— TEXT SEGMENT —

==================================================

Wait a minute. The backplane?
But this alert got even more confusing. To double-check the alert, we logged into iDRAC and checked for hardware alerts. No current hardware alerts or warnings were shown, however in the "lifecycle events" table a couple of events showed up, which basically report the same error:
Error occurred on Disk 0 in Backplane 1 of RAID Controller in SL 8
It all seemed to start with an alert on Disk 0 at 16:11:08 local time. But a couple of seconds later (16:11:51) the disk returned to green again.
By looking at these logs and trying to make sense of it, it seems that someone was in the data center, took out disk 0 and re-inserted it back a few seconds later. The data center peeps however assured me that nobody touched that server.
If that is true and no human touched the Dell server, the alert seems to be a hiccup in the system which an auto-correction kicking in. That's also a possibility, however such cases are rarely reported and even less documented.
Since the alert was cleared in iDRAC, why does the hardware alert still show up in OpenManage?

==================================================

— RECORDS PROVIDED —

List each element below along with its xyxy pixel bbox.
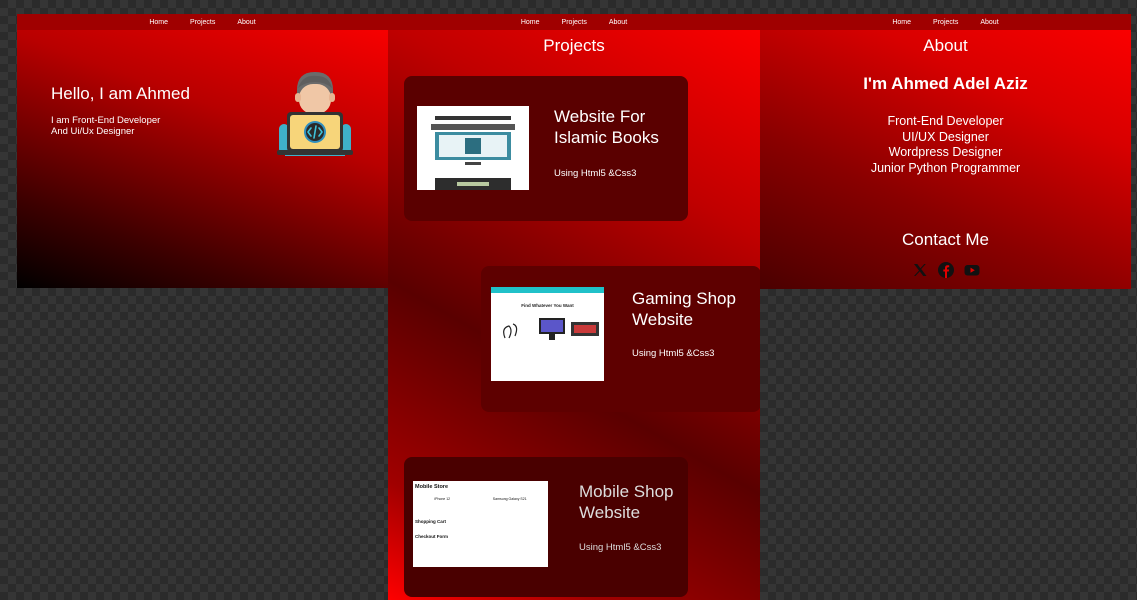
project-thumbnail-islamic-books	[417, 106, 529, 190]
nav-about-link[interactable]: About	[609, 19, 627, 26]
nav-home-link[interactable]: Home	[149, 19, 168, 26]
thumbnail-product-2: Samsung Galaxy S21	[492, 497, 527, 501]
thumbnail-cart-heading: Shopping Cart	[415, 519, 446, 524]
social-links	[760, 262, 1131, 278]
about-roles-list: Front-End Developer UI/UX Designer Wordp…	[760, 114, 1131, 176]
project-thumbnail-gaming-shop: Find Whatever You Want	[491, 287, 604, 381]
thumbnail-checkout-heading: Checkout Form	[415, 534, 449, 539]
hero-greeting: Hello, I am Ahmed	[51, 84, 190, 103]
developer-avatar-icon	[277, 72, 353, 156]
project-card-gaming-shop[interactable]: Find Whatever You Want Gaming Shop Websi…	[481, 266, 760, 412]
project-tech-gaming-shop: Using Html5 &Css3	[632, 348, 715, 359]
gaming-products-icon	[503, 318, 599, 340]
thumbnail-header-bar	[491, 287, 604, 293]
top-nav: Home Projects About	[388, 14, 760, 30]
thumbnail-product-1: iPhone 12	[434, 497, 451, 501]
about-section: Home Projects About About I'm Ahmed Adel…	[760, 14, 1131, 289]
role-item: UI/UX Designer	[902, 129, 989, 144]
hero-subtitle-line-1: I am Front-End Developer	[51, 115, 161, 126]
top-nav: Home Projects About	[17, 14, 388, 30]
x-icon[interactable]	[912, 262, 928, 278]
projects-section: Home Projects About Projects Website For…	[388, 14, 760, 600]
project-tech-islamic-books: Using Html5 &Css3	[554, 168, 637, 179]
project-title-islamic-books: Website For Islamic Books	[554, 107, 659, 147]
about-title: About	[923, 36, 968, 55]
projects-title: Projects	[543, 36, 605, 55]
nav-projects-link[interactable]: Projects	[933, 19, 958, 26]
role-item: Junior Python Programmer	[870, 160, 1021, 175]
role-item: Front-End Developer	[887, 114, 1004, 128]
project-card-mobile-shop[interactable]: Mobile Store iPhone 12 Samsung Galaxy S2…	[404, 457, 688, 597]
nav-about-link[interactable]: About	[980, 19, 998, 26]
project-title-gaming-shop: Gaming Shop Website	[632, 289, 736, 329]
hero-subtitle-line-2: And Ui/Ux Designer	[51, 126, 135, 137]
project-tech-mobile-shop: Using Html5 &Css3	[579, 542, 662, 553]
project-title-mobile-shop: Mobile Shop Website	[579, 482, 674, 522]
facebook-icon[interactable]	[937, 262, 954, 278]
project-card-islamic-books[interactable]: Website For Islamic Books Using Html5 &C…	[404, 76, 688, 221]
role-item: Wordpress Designer	[888, 145, 1003, 159]
nav-projects-link[interactable]: Projects	[190, 19, 215, 26]
thumbnail-store-title: Mobile Store	[415, 484, 449, 490]
about-name: I'm Ahmed Adel Aziz	[863, 74, 1028, 93]
youtube-icon[interactable]	[964, 262, 980, 278]
nav-home-link[interactable]: Home	[892, 19, 911, 26]
hero-section: Home Projects About Hello, I am Ahmed I …	[17, 14, 388, 288]
nav-projects-link[interactable]: Projects	[562, 19, 587, 26]
nav-home-link[interactable]: Home	[521, 19, 540, 26]
nav-about-link[interactable]: About	[237, 19, 255, 26]
hero-subtitle: I am Front-End Developer And Ui/Ux Desig…	[51, 115, 191, 137]
project-thumbnail-mobile-shop: Mobile Store iPhone 12 Samsung Galaxy S2…	[413, 481, 548, 567]
top-nav: Home Projects About	[760, 14, 1131, 30]
contact-title: Contact Me	[902, 230, 989, 249]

==================================================

— TASK REQUIREMENTS —
**1)** Using the passage on the Dell server disk alert, decide whether each of the following statements agrees with it. Answer yes or no for each, and quote the deciding words from the passage.
(a) When iDRAC was checked, it listed current hardware warnings.
(b) The disk went back to green at 16:11:51.
(c) The data center staff said that nobody had touched the server.
**2)** Write the next part of the passage on the Dell server disk alert, picking up after its final sentence.

— WRITTEN RESPONSES —
**1)**
(a) No: "No current hardware alerts or warnings were shown"
(b) Yes: "a couple of seconds later (16:11:51) the disk returned to green again"
(c) Yes: "The data center peeps however assured me that nobody touched that server."

**2)**
Time to log into the OpenManage Web User Interface, which is by default listening on port tcp/1311 on the server's current IP. As this Dell server runs a Linux OS, the root account can be used to log into the User Interface.
And here we can indeed see a warning icon showing up:
Following down the hardware links, shows the PERC H745 controller with a warning...
... followed by the logical connector...
... and finally the enclosure (backplane):
Here we got the visual verification - from the same we've already seen on the command line using check_openmanage.
But we still don't know what this means!
Researching the error itself and the events seen in iDRAC led to this and this post in the Dell community forums. Both threads basically say the problem is not the hardware, it's the server's firmware being out of date. Huh?! Excuse me?
If the controller gets too far out of date it will actually start listing the array as degraded
OK, that's good to know. However why would the alert be triggered all of a sudden, without any change?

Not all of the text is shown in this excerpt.